• Istruzioni di lavoro:
[A] Secondo il brano, perché quei fratelli e sorelle si erano messi in cammino?
[B] Rispondi a queste domande sul brano, una per riga:
(i) Quando si giunge a tragedie come quella a cui si è assistito?
(ii) A chi è rivolta la domanda «Dov'è il tuo fratello?»?
(iii) Per le mani di chi sono passate queste persone prima di arrivare?
[C] Modifica il brano da "Queste due domande" a "cui abbiamo assistito.", sostituendo "tragedie" con "catastrofi".

• Brano di lettura:
__________________________________________________

Queste due domande di Dio risuonano anche oggi, con tutta la loro forza! Tanti di noi, mi includo anch’io, siamo disorientati, non siamo più attenti al mondo in cui viviamo, non curiamo, non custodiamo quello che Dio ha creato per tutti e non siamo più capaci neppure di custodirci gli uni gli altri. E quando questo disorientamento assume le dimensioni del mondo, si giunge a tragedie come quella a cui abbiamo assistito.

«Dov’è il tuo fratello?», la voce del suo sangue grida fino a me, dice Dio. Questa non è una domanda rivolta ad altri, è una domanda rivolta a me, a te, a ciascuno di noi. Quei nostri fratelli e sorelle cercavano di uscire da situazioni difficili per trovare un po’ di serenità e di pace; cercavano un posto migliore per sé e per le loro famiglie, ma hanno trovato la morte. Quante volte coloro che cercano questo non trovano comprensione, non trovano accoglienza, non trovano solidarietà! E le loro voci salgono fino a Dio! E una volta ancora ringrazio voi abitanti di Lampedusa per la solidarietà. Ho sentito, recentemente, uno di questi fratelli. Prima di arrivare qui sono passati per le mani dei trafficanti, coloro che sfruttano la povertà degli altri, queste persone per le quali la povertà degli altri è una fonte di guadagno. Quanto hanno sofferto! E alcuni non sono riusciti ad arrivare.

__________________________________________________

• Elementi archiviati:

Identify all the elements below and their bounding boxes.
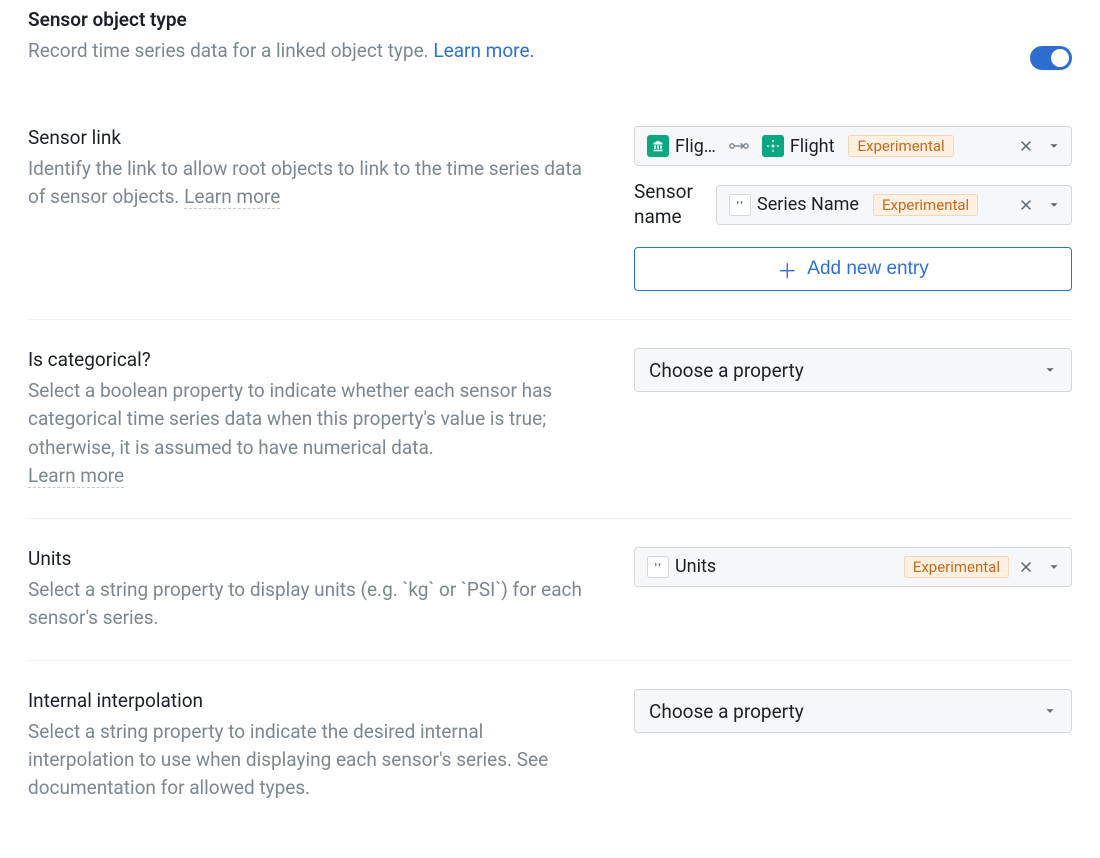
sensor-link-row: Sensor link Identify the link to allow r… [28, 98, 1072, 320]
sensor-name-field: Sensor name Series Name Experimental [634, 180, 1072, 229]
section-title: Sensor object type [28, 8, 1030, 31]
sensor-name-selector[interactable]: Series Name Experimental [716, 185, 1072, 225]
chevron-down-icon [1043, 363, 1057, 377]
experimental-badge: Experimental [873, 194, 978, 216]
sensor-name-label: Sensor name [634, 180, 702, 229]
chevron-down-icon[interactable] [1043, 135, 1065, 157]
chevron-down-icon[interactable] [1043, 556, 1065, 578]
enable-toggle[interactable] [1030, 46, 1072, 70]
field-description: Select a string property to indicate the… [28, 718, 594, 802]
learn-more-link[interactable]: Learn more. [433, 39, 534, 62]
property-chip: Series Name [723, 191, 865, 219]
sensor-link-selector[interactable]: Flig… Flight Experimental [634, 126, 1072, 166]
string-type-icon [729, 194, 751, 216]
plus-icon: ＋ [777, 255, 797, 284]
field-description: Identify the link to allow root objects … [28, 155, 594, 211]
experimental-badge: Experimental [848, 135, 953, 157]
units-selector[interactable]: Units Experimental [634, 547, 1072, 587]
field-description: Select a string property to display unit… [28, 576, 594, 632]
field-label: Is categorical? [28, 348, 594, 371]
field-label: Units [28, 547, 594, 570]
path-target-chip: Flight [756, 132, 841, 160]
add-new-entry-button[interactable]: ＋ Add new entry [634, 247, 1072, 291]
object-type-icon [762, 135, 784, 157]
units-row: Units Select a string property to displa… [28, 519, 1072, 661]
clear-icon[interactable] [1015, 194, 1037, 216]
learn-more-link[interactable]: Learn more [184, 185, 280, 209]
link-arrow-icon [728, 139, 750, 153]
property-chip: Units [641, 553, 722, 581]
chevron-down-icon[interactable] [1043, 194, 1065, 216]
header: Sensor object type Record time series da… [28, 8, 1072, 70]
string-type-icon [647, 556, 669, 578]
internal-interpolation-selector[interactable]: Choose a property [634, 689, 1072, 733]
section-description: Record time series data for a linked obj… [28, 37, 1030, 66]
field-label: Sensor link [28, 126, 594, 149]
path-source-chip: Flig… [641, 132, 722, 160]
is-categorical-row: Is categorical? Select a boolean propert… [28, 320, 1072, 518]
is-categorical-selector[interactable]: Choose a property [634, 348, 1072, 392]
internal-interpolation-row: Internal interpolation Select a string p… [28, 661, 1072, 830]
field-label: Internal interpolation [28, 689, 594, 712]
field-description: Select a boolean property to indicate wh… [28, 377, 594, 489]
experimental-badge: Experimental [904, 556, 1009, 578]
clear-icon[interactable] [1015, 135, 1037, 157]
chevron-down-icon [1043, 704, 1057, 718]
learn-more-link[interactable]: Learn more [28, 464, 124, 488]
object-type-icon [647, 135, 669, 157]
clear-icon[interactable] [1015, 556, 1037, 578]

__________________________________________________

• Risposte ai compiti:
[A] Cercavano di uscire da situazioni difficili per trovare un po' di serenità e di pace. Volevano anche un posto migliore per sé e per le loro famiglie.

[B]
(i) Quando il disorientamento assume le dimensioni del mondo.
(ii) A me, a te, a ciascuno di noi.
(iii) Dei trafficanti, coloro che sfruttano la povertà degli altri.

[C]
Queste due domande di Dio risuonano anche oggi, con tutta la loro forza! Tanti di noi, mi includo anch’io, siamo disorientati, non siamo più attenti al mondo in cui viviamo, non curiamo, non custodiamo quello che Dio ha creato per tutti e non siamo più capaci neppure di custodirci gli uni gli altri. E quando questo disorientamento assume le dimensioni del mondo, si giunge a catastrofi come quella a cui abbiamo assistito.